EXERCISE INSTRUCTIONS:
Repeat every line below exactly as it reads.

MATERIAL TO PROCESS:
----

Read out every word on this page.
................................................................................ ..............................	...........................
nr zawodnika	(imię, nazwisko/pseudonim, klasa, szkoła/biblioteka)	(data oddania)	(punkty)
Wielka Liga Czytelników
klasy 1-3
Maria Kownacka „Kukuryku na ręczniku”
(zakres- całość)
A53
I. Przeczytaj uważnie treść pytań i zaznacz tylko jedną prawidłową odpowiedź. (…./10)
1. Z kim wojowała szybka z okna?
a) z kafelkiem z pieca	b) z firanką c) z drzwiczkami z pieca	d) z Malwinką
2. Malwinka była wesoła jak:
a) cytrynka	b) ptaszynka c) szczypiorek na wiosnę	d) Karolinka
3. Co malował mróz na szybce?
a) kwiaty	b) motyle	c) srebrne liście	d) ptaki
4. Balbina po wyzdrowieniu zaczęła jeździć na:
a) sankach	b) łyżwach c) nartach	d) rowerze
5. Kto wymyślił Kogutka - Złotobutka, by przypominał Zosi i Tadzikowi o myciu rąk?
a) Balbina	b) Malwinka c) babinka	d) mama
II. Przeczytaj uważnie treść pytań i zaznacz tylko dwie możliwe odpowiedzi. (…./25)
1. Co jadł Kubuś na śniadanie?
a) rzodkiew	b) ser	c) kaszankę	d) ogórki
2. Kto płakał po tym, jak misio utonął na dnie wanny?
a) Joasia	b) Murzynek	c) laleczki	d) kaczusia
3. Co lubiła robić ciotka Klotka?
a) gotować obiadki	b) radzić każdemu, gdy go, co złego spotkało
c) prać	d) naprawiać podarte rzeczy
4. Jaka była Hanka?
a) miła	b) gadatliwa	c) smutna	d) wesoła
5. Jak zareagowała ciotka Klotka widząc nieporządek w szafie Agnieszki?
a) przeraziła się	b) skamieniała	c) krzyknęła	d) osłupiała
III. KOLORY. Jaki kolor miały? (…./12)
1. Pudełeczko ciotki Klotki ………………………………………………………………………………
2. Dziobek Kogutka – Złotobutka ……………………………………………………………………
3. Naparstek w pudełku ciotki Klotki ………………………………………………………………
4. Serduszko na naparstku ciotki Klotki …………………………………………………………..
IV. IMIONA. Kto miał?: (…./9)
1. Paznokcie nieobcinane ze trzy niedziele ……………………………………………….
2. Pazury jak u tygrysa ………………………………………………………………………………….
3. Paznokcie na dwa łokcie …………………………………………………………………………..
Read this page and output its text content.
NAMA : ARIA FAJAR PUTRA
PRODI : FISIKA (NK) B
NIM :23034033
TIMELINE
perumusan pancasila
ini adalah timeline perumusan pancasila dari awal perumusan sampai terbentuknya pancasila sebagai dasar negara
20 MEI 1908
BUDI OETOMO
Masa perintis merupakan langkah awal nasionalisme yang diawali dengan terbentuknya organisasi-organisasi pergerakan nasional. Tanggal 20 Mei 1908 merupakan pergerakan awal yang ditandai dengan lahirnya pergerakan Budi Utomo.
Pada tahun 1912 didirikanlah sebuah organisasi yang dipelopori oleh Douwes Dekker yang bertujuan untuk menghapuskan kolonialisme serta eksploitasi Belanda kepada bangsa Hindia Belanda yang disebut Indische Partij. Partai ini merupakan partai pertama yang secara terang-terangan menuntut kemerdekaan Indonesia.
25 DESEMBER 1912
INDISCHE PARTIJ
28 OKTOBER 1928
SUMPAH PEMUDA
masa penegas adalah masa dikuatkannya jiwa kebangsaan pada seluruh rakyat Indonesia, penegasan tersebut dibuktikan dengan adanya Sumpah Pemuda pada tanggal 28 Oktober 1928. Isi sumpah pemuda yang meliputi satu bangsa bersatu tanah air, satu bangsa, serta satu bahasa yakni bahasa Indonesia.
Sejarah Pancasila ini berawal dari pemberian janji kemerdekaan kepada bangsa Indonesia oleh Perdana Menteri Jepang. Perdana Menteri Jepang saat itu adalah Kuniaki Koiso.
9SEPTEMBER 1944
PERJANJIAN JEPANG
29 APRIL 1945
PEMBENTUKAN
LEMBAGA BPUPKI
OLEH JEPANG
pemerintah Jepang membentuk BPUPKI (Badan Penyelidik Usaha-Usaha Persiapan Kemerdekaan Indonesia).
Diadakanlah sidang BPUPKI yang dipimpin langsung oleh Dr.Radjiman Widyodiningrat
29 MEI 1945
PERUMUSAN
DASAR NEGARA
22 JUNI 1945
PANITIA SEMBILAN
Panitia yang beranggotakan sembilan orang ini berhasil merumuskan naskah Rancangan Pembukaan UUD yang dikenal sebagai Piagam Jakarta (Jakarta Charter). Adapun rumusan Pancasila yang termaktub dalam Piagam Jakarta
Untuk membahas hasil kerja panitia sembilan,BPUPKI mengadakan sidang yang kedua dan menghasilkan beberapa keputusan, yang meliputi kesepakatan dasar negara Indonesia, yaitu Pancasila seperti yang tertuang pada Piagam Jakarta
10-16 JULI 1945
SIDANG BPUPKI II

----

SOLUTION TO THE PROBLEM:
Read out every word on this page.
................................................................................ ..............................	...........................
nr zawodnika	(imię, nazwisko/pseudonim, klasa, szkoła/biblioteka)	(data oddania)	(punkty)
Wielka Liga Czytelników
klasy 1-3
Maria Kownacka „Kukuryku na ręczniku”
(zakres- całość)
A53
I. Przeczytaj uważnie treść pytań i zaznacz tylko jedną prawidłową odpowiedź. (…./10)
1. Z kim wojowała szybka z okna?
a) z kafelkiem z pieca	b) z firanką c) z drzwiczkami z pieca	d) z Malwinką
2. Malwinka była wesoła jak:
a) cytrynka	b) ptaszynka c) szczypiorek na wiosnę	d) Karolinka
3. Co malował mróz na szybce?
a) kwiaty	b) motyle	c) srebrne liście	d) ptaki
4. Balbina po wyzdrowieniu zaczęła jeździć na:
a) sankach	b) łyżwach c) nartach	d) rowerze
5. Kto wymyślił Kogutka - Złotobutka, by przypominał Zosi i Tadzikowi o myciu rąk?
a) Balbina	b) Malwinka c) babinka	d) mama
II. Przeczytaj uważnie treść pytań i zaznacz tylko dwie możliwe odpowiedzi. (…./25)
1. Co jadł Kubuś na śniadanie?
a) rzodkiew	b) ser	c) kaszankę	d) ogórki
2. Kto płakał po tym, jak misio utonął na dnie wanny?
a) Joasia	b) Murzynek	c) laleczki	d) kaczusia
3. Co lubiła robić ciotka Klotka?
a) gotować obiadki	b) radzić każdemu, gdy go, co złego spotkało
c) prać	d) naprawiać podarte rzeczy
4. Jaka była Hanka?
a) miła	b) gadatliwa	c) smutna	d) wesoła
5. Jak zareagowała ciotka Klotka widząc nieporządek w szafie Agnieszki?
a) przeraziła się	b) skamieniała	c) krzyknęła	d) osłupiała
III. KOLORY. Jaki kolor miały? (…./12)
1. Pudełeczko ciotki Klotki ………………………………………………………………………………
2. Dziobek Kogutka – Złotobutka ……………………………………………………………………
3. Naparstek w pudełku ciotki Klotki ………………………………………………………………
4. Serduszko na naparstku ciotki Klotki …………………………………………………………..
IV. IMIONA. Kto miał?: (…./9)
1. Paznokcie nieobcinane ze trzy niedziele ……………………………………………….
2. Pazury jak u tygrysa ………………………………………………………………………………….
3. Paznokcie na dwa łokcie …………………………………………………………………………..
Read this page and output its text content.
NAMA : ARIA FAJAR PUTRA
PRODI : FISIKA (NK) B
NIM :23034033
TIMELINE
perumusan pancasila
ini adalah timeline perumusan pancasila dari awal perumusan sampai terbentuknya pancasila sebagai dasar negara
20 MEI 1908
BUDI OETOMO
Masa perintis merupakan langkah awal nasionalisme yang diawali dengan terbentuknya organisasi-organisasi pergerakan nasional. Tanggal 20 Mei 1908 merupakan pergerakan awal yang ditandai dengan lahirnya pergerakan Budi Utomo.
Pada tahun 1912 didirikanlah sebuah organisasi yang dipelopori oleh Douwes Dekker yang bertujuan untuk menghapuskan kolonialisme serta eksploitasi Belanda kepada bangsa Hindia Belanda yang disebut Indische Partij. Partai ini merupakan partai pertama yang secara terang-terangan menuntut kemerdekaan Indonesia.
25 DESEMBER 1912
INDISCHE PARTIJ
28 OKTOBER 1928
SUMPAH PEMUDA
masa penegas adalah masa dikuatkannya jiwa kebangsaan pada seluruh rakyat Indonesia, penegasan tersebut dibuktikan dengan adanya Sumpah Pemuda pada tanggal 28 Oktober 1928. Isi sumpah pemuda yang meliputi satu bangsa bersatu tanah air, satu bangsa, serta satu bahasa yakni bahasa Indonesia.
Sejarah Pancasila ini berawal dari pemberian janji kemerdekaan kepada bangsa Indonesia oleh Perdana Menteri Jepang. Perdana Menteri Jepang saat itu adalah Kuniaki Koiso.
9SEPTEMBER 1944
PERJANJIAN JEPANG
29 APRIL 1945
PEMBENTUKAN
LEMBAGA BPUPKI
OLEH JEPANG
pemerintah Jepang membentuk BPUPKI (Badan Penyelidik Usaha-Usaha Persiapan Kemerdekaan Indonesia).
Diadakanlah sidang BPUPKI yang dipimpin langsung oleh Dr.Radjiman Widyodiningrat
29 MEI 1945
PERUMUSAN
DASAR NEGARA
22 JUNI 1945
PANITIA SEMBILAN
Panitia yang beranggotakan sembilan orang ini berhasil merumuskan naskah Rancangan Pembukaan UUD yang dikenal sebagai Piagam Jakarta (Jakarta Charter). Adapun rumusan Pancasila yang termaktub dalam Piagam Jakarta
Untuk membahas hasil kerja panitia sembilan,BPUPKI mengadakan sidang yang kedua dan menghasilkan beberapa keputusan, yang meliputi kesepakatan dasar negara Indonesia, yaitu Pancasila seperti yang tertuang pada Piagam Jakarta
10-16 JULI 1945
SIDANG BPUPKI II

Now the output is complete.